(Data entries)
■ ■ ■ ■

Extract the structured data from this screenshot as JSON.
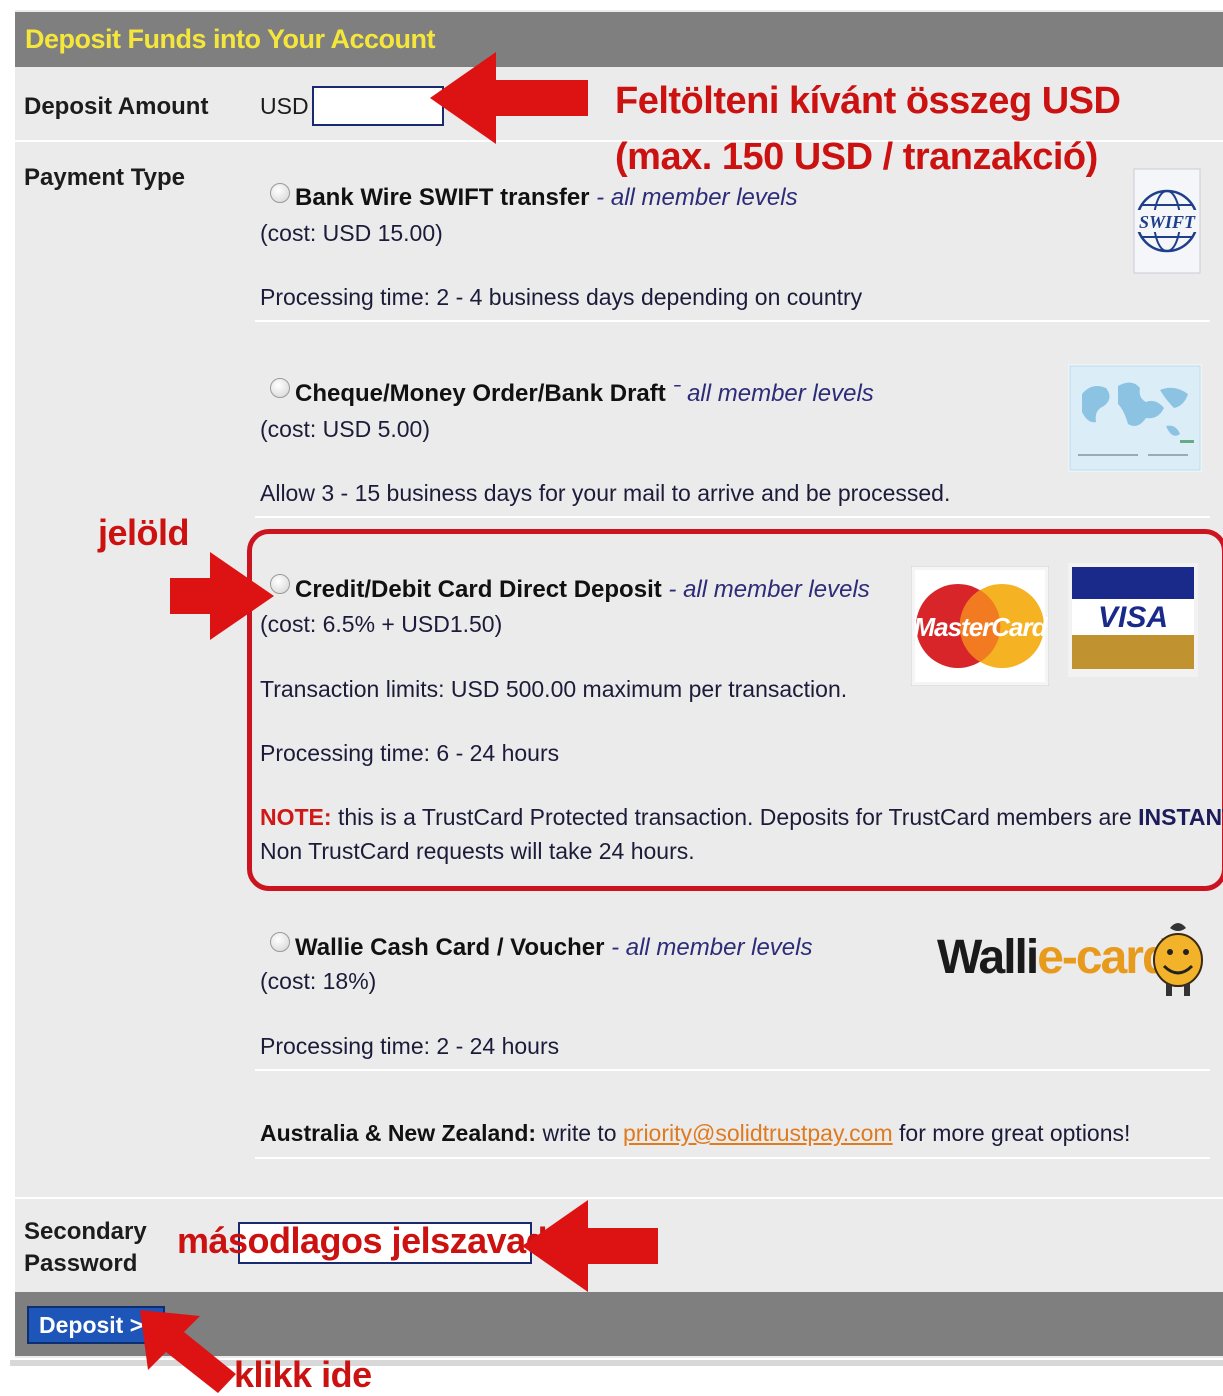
{
  "header": {
    "title": "Deposit Funds into Your Account"
  },
  "deposit_amount": {
    "label": "Deposit Amount",
    "currency": "USD",
    "value": ""
  },
  "payment_type": {
    "label": "Payment Type",
    "options": [
      {
        "title": "Bank Wire SWIFT transfer",
        "sep": " - ",
        "levels": "all member levels",
        "cost": "(cost: USD 15.00)",
        "lines": [
          "Processing time: 2 - 4 business days depending on country"
        ],
        "logo": "swift-logo",
        "logo_text": "SWIFT"
      },
      {
        "title": "Cheque/Money Order/Bank Draft",
        "sep": " ˉ ",
        "levels": "all member levels",
        "cost": "(cost: USD 5.00)",
        "lines": [
          "Allow 3 - 15 business days for your mail to arrive and be processed."
        ],
        "logo": "cheque-world-map-image"
      },
      {
        "title": "Credit/Debit Card Direct Deposit",
        "sep": " - ",
        "levels": "all member levels",
        "cost": "(cost: 6.5% + USD1.50)",
        "lines": [
          "Transaction limits: USD 500.00 maximum per transaction.",
          "Processing time: 6 - 24 hours"
        ],
        "note_label": "NOTE:",
        "note_text_1": " this is a TrustCard Protected transaction. Deposits for TrustCard members are ",
        "note_emph": "INSTANT.",
        "note_text_2": "Non TrustCard requests will take 24 hours.",
        "mastercard_text": "MasterCard",
        "visa_text": "VISA"
      },
      {
        "title": "Wallie Cash Card / Voucher",
        "sep": " - ",
        "levels": "all member levels",
        "cost": "(cost: 18%)",
        "lines": [
          "Processing time: 2 - 24 hours"
        ],
        "logo_text_1": "Walli",
        "logo_text_2": "e-card"
      }
    ],
    "anz": {
      "label": "Australia & New Zealand:",
      "pre": " write to ",
      "email": "priority@solidtrustpay.com",
      "post": " for more great options!"
    }
  },
  "secondary_password": {
    "label_1": "Secondary",
    "label_2": "Password",
    "value": ""
  },
  "submit": {
    "label": "Deposit >>"
  },
  "annotations": {
    "amount_1": "Feltölteni kívánt összeg USD",
    "amount_2": "(max. 150 USD / tranzakció)",
    "select": "jelöld",
    "password": "másodlagos jelszavad",
    "click": "klikk ide"
  },
  "colors": {
    "annotation": "#cc1111",
    "title": "#f5e63c",
    "header_bg": "#7f7f7f"
  }
}
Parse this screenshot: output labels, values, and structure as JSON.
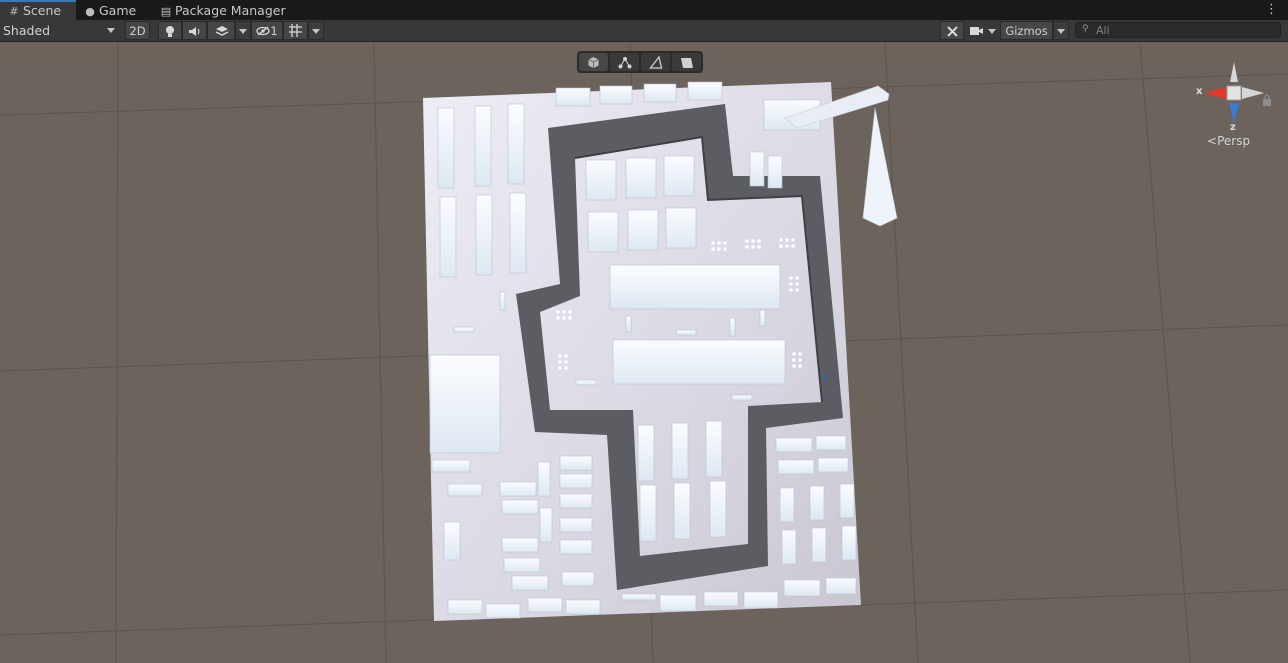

■ ■ ■ ■

- _EXERCISE OBJECTIVE_
Pull every line containing the word "Processing" out of the entries above.

- _REPLY_
          "Processing time: 2 - 4 business days depending on country"
          "Processing time: 6 - 24 hours"
          "Processing time: 2 - 24 hours"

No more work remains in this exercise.